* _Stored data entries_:
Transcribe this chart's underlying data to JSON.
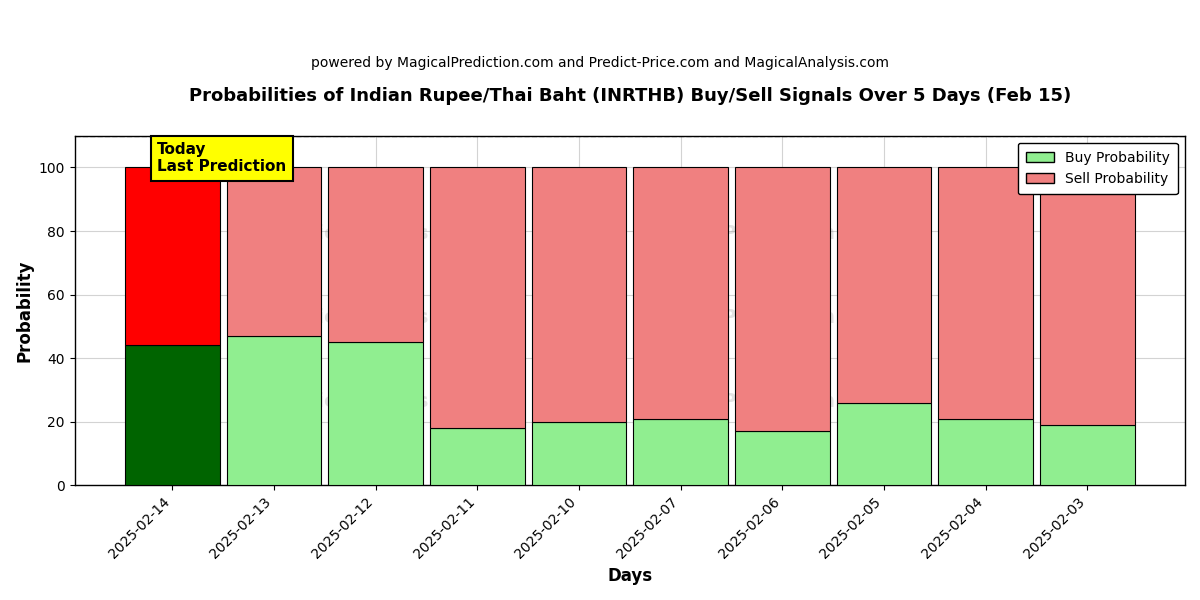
{
  "title": "Probabilities of Indian Rupee/Thai Baht (INRTHB) Buy/Sell Signals Over 5 Days (Feb 15)",
  "subtitle": "powered by MagicalPrediction.com and Predict-Price.com and MagicalAnalysis.com",
  "xlabel": "Days",
  "ylabel": "Probability",
  "categories": [
    "2025-02-14",
    "2025-02-13",
    "2025-02-12",
    "2025-02-11",
    "2025-02-10",
    "2025-02-07",
    "2025-02-06",
    "2025-02-05",
    "2025-02-04",
    "2025-02-03"
  ],
  "buy_values": [
    44,
    47,
    45,
    18,
    20,
    21,
    17,
    26,
    21,
    19
  ],
  "sell_values": [
    56,
    53,
    55,
    82,
    80,
    79,
    83,
    74,
    79,
    81
  ],
  "today_buy_color": "#006400",
  "today_sell_color": "#FF0000",
  "buy_color": "#90EE90",
  "sell_color": "#F08080",
  "today_label_bg": "#FFFF00",
  "ylim": [
    0,
    110
  ],
  "yticks": [
    0,
    20,
    40,
    60,
    80,
    100
  ],
  "dashed_line_y": 110,
  "bar_width": 0.93,
  "figsize": [
    12.0,
    6.0
  ],
  "dpi": 100
}
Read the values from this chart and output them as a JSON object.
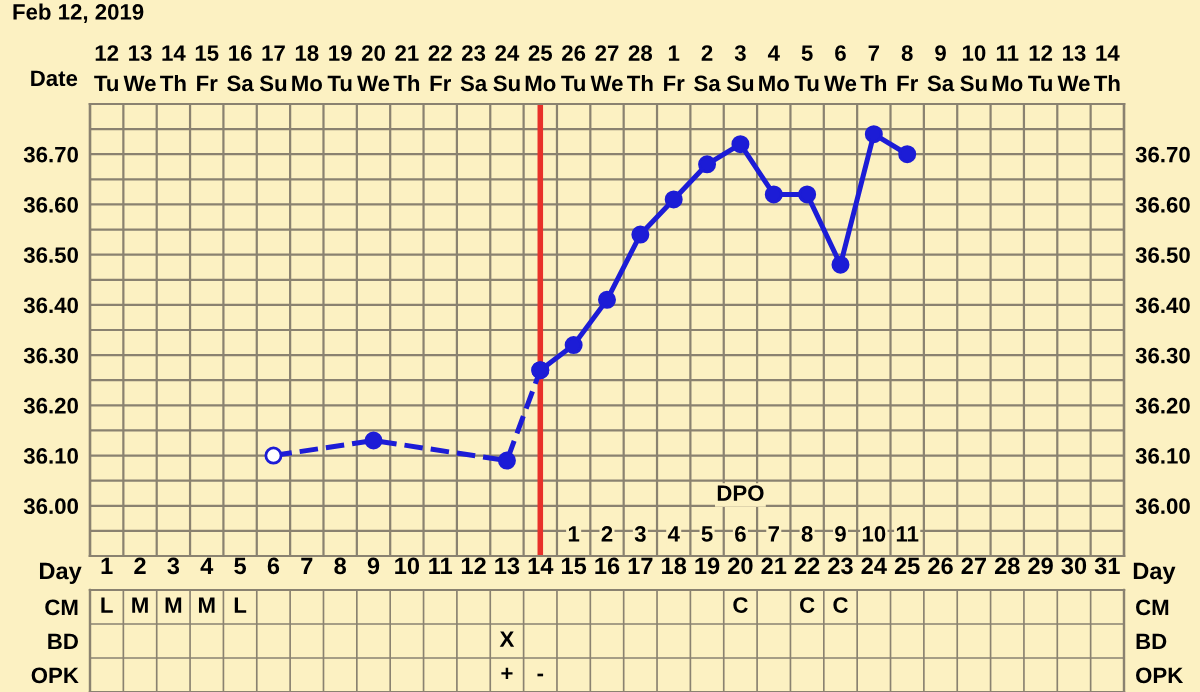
{
  "chart_data": [
    {
      "type": "line",
      "marker": "circle",
      "grid": true,
      "title": "Feb 12, 2019",
      "x2label": "DPO",
      "x2lim": [
        -13.5,
        17.5
      ],
      "x2ticks": [
        1,
        2,
        3,
        4,
        5,
        6,
        7,
        8,
        9,
        10,
        11
      ],
      "ylim": [
        35.9,
        36.8
      ],
      "yticks": [
        {
          "value": 35.9,
          "label": null
        },
        {
          "value": 35.95,
          "label": null
        },
        {
          "value": 36.0,
          "label": "36.00"
        },
        {
          "value": 36.05,
          "label": null
        },
        {
          "value": 36.1,
          "label": "36.10"
        },
        {
          "value": 36.15,
          "label": null
        },
        {
          "value": 36.2,
          "label": "36.20"
        },
        {
          "value": 36.25,
          "label": null
        },
        {
          "value": 36.3,
          "label": "36.30"
        },
        {
          "value": 36.35,
          "label": null
        },
        {
          "value": 36.4,
          "label": "36.40"
        },
        {
          "value": 36.45,
          "label": null
        },
        {
          "value": 36.5,
          "label": "36.50"
        },
        {
          "value": 36.55,
          "label": null
        },
        {
          "value": 36.6,
          "label": "36.60"
        },
        {
          "value": 36.65,
          "label": null
        },
        {
          "value": 36.7,
          "label": "36.70"
        },
        {
          "value": 36.75,
          "label": null
        },
        {
          "value": 36.8,
          "label": null
        }
      ],
      "y2lim": [
        35.9,
        36.8
      ],
      "y2ticks": [
        {
          "value": 35.9,
          "label": null
        },
        {
          "value": 35.95,
          "label": null
        },
        {
          "value": 36.0,
          "label": "36.00"
        },
        {
          "value": 36.05,
          "label": null
        },
        {
          "value": 36.1,
          "label": "36.10"
        },
        {
          "value": 36.15,
          "label": null
        },
        {
          "value": 36.2,
          "label": "36.20"
        },
        {
          "value": 36.25,
          "label": null
        },
        {
          "value": 36.3,
          "label": "36.30"
        },
        {
          "value": 36.35,
          "label": null
        },
        {
          "value": 36.4,
          "label": "36.40"
        },
        {
          "value": 36.45,
          "label": null
        },
        {
          "value": 36.5,
          "label": "36.50"
        },
        {
          "value": 36.55,
          "label": null
        },
        {
          "value": 36.6,
          "label": "36.60"
        },
        {
          "value": 36.65,
          "label": null
        },
        {
          "value": 36.7,
          "label": "36.70"
        },
        {
          "value": 36.75,
          "label": null
        },
        {
          "value": 36.8,
          "label": null
        }
      ],
      "xlabel": "Date",
      "xlim": [
        "2019-02-11T12:00",
        "2019-03-14T12:00"
      ],
      "xticks": [
        {
          "value": "2019-02-12",
          "label": "12\nTu"
        },
        {
          "value": "2019-02-13",
          "label": "13\nWe"
        },
        {
          "value": "2019-02-14",
          "label": "14\nTh"
        },
        {
          "value": "2019-02-15",
          "label": "15\nFr"
        },
        {
          "value": "2019-02-16",
          "label": "16\nSa"
        },
        {
          "value": "2019-02-17",
          "label": "17\nSu"
        },
        {
          "value": "2019-02-18",
          "label": "18\nMo"
        },
        {
          "value": "2019-02-19",
          "label": "19\nTu"
        },
        {
          "value": "2019-02-20",
          "label": "20\nWe"
        },
        {
          "value": "2019-02-21",
          "label": "21\nTh"
        },
        {
          "value": "2019-02-22",
          "label": "22\nFr"
        },
        {
          "value": "2019-02-23",
          "label": "23\nSa"
        },
        {
          "value": "2019-02-24",
          "label": "24\nSu"
        },
        {
          "value": "2019-02-25",
          "label": "25\nMo"
        },
        {
          "value": "2019-02-26",
          "label": "26\nTu"
        },
        {
          "value": "2019-02-27",
          "label": "27\nWe"
        },
        {
          "value": "2019-02-28",
          "label": "28\nTh"
        },
        {
          "value": "2019-03-01",
          "label": "1\nFr"
        },
        {
          "value": "2019-03-02",
          "label": "2\nSa"
        },
        {
          "value": "2019-03-03",
          "label": "3\nSu"
        },
        {
          "value": "2019-03-04",
          "label": "4\nMo"
        },
        {
          "value": "2019-03-05",
          "label": "5\nTu"
        },
        {
          "value": "2019-03-06",
          "label": "6\nWe"
        },
        {
          "value": "2019-03-07",
          "label": "7\nTh"
        },
        {
          "value": "2019-03-08",
          "label": "8\nFr"
        },
        {
          "value": "2019-03-09",
          "label": "9\nSa"
        },
        {
          "value": "2019-03-10",
          "label": "10\nSu"
        },
        {
          "value": "2019-03-11",
          "label": "11\nMo"
        },
        {
          "value": "2019-03-12",
          "label": "12\nTu"
        },
        {
          "value": "2019-03-13",
          "label": "13\nWe"
        },
        {
          "value": "2019-03-14",
          "label": "14\nTh"
        }
      ],
      "series": [
        {
          "x": [
            "2019-02-17",
            "2019-02-20",
            "2019-02-24",
            "2019-02-25"
          ],
          "values": [
            36.1,
            36.13,
            36.09,
            36.27
          ],
          "color": "#1c1cd6",
          "colors": [
            "#ffffff",
            "#1c1cd6",
            "#1c1cd6",
            "#1c1cd6"
          ],
          "line_style": "dashed"
        },
        {
          "x": [
            "2019-02-25",
            "2019-02-26",
            "2019-02-27",
            "2019-02-28",
            "2019-03-01",
            "2019-03-02",
            "2019-03-03",
            "2019-03-04",
            "2019-03-05",
            "2019-03-06",
            "2019-03-07",
            "2019-03-08"
          ],
          "values": [
            36.27,
            36.32,
            36.41,
            36.54,
            36.61,
            36.68,
            36.72,
            36.62,
            36.62,
            36.48,
            36.74,
            36.7
          ],
          "color": "#1c1cd6",
          "line_style": "solid"
        }
      ],
      "ref_lines": [
        {
          "axis": "x",
          "value": "2019-02-25",
          "color": "#e8312a",
          "line_style": "solid"
        }
      ]
    },
    {
      "type": "heatmap",
      "xlabel": "Day",
      "categories": [
        "1",
        "2",
        "3",
        "4",
        "5",
        "6",
        "7",
        "8",
        "9",
        "10",
        "11",
        "12",
        "13",
        "14",
        "15",
        "16",
        "17",
        "18",
        "19",
        "20",
        "21",
        "22",
        "23",
        "24",
        "25",
        "26",
        "27",
        "28",
        "29",
        "30",
        "31"
      ],
      "y_categories": [
        "CM",
        "BD",
        "OPK"
      ],
      "y2_categories": [
        "CM",
        "BD",
        "OPK"
      ],
      "cells": [
        [
          null,
          null,
          null,
          null,
          null,
          null,
          null,
          null,
          null,
          null,
          null,
          null,
          null,
          null,
          null,
          null,
          null,
          null,
          null,
          null,
          null,
          null,
          null,
          null,
          null,
          null,
          null,
          null,
          null,
          null,
          null
        ],
        [
          null,
          null,
          null,
          null,
          null,
          null,
          null,
          null,
          null,
          null,
          null,
          null,
          null,
          null,
          null,
          null,
          null,
          null,
          null,
          null,
          null,
          null,
          null,
          null,
          null,
          null,
          null,
          null,
          null,
          null,
          null
        ],
        [
          null,
          null,
          null,
          null,
          null,
          null,
          null,
          null,
          null,
          null,
          null,
          null,
          null,
          null,
          null,
          null,
          null,
          null,
          null,
          null,
          null,
          null,
          null,
          null,
          null,
          null,
          null,
          null,
          null,
          null,
          null
        ]
      ],
      "cell_labels": [
        [
          "L",
          "M",
          "M",
          "M",
          "L",
          null,
          null,
          null,
          null,
          null,
          null,
          null,
          null,
          null,
          null,
          null,
          null,
          null,
          null,
          "C",
          null,
          "C",
          "C",
          null,
          null,
          null,
          null,
          null,
          null,
          null,
          null
        ],
        [
          null,
          null,
          null,
          null,
          null,
          null,
          null,
          null,
          null,
          null,
          null,
          null,
          "X",
          null,
          null,
          null,
          null,
          null,
          null,
          null,
          null,
          null,
          null,
          null,
          null,
          null,
          null,
          null,
          null,
          null,
          null
        ],
        [
          null,
          null,
          null,
          null,
          null,
          null,
          null,
          null,
          null,
          null,
          null,
          null,
          "+",
          "-",
          null,
          null,
          null,
          null,
          null,
          null,
          null,
          null,
          null,
          null,
          null,
          null,
          null,
          null,
          null,
          null,
          null
        ]
      ]
    }
  ]
}
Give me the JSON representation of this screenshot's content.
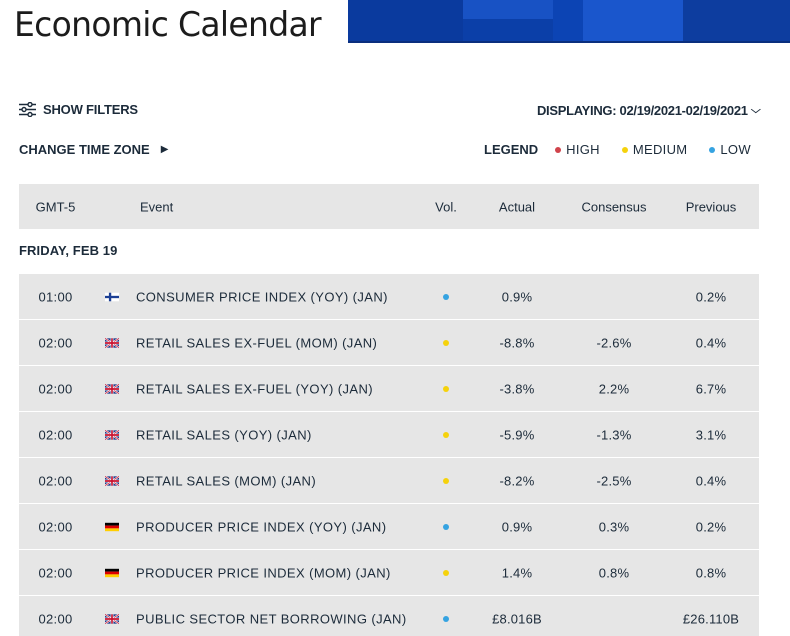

* _To do_: Note how many lines in the material hold the word "JSON", and give that number with nothing added.

* _Task answer_: 3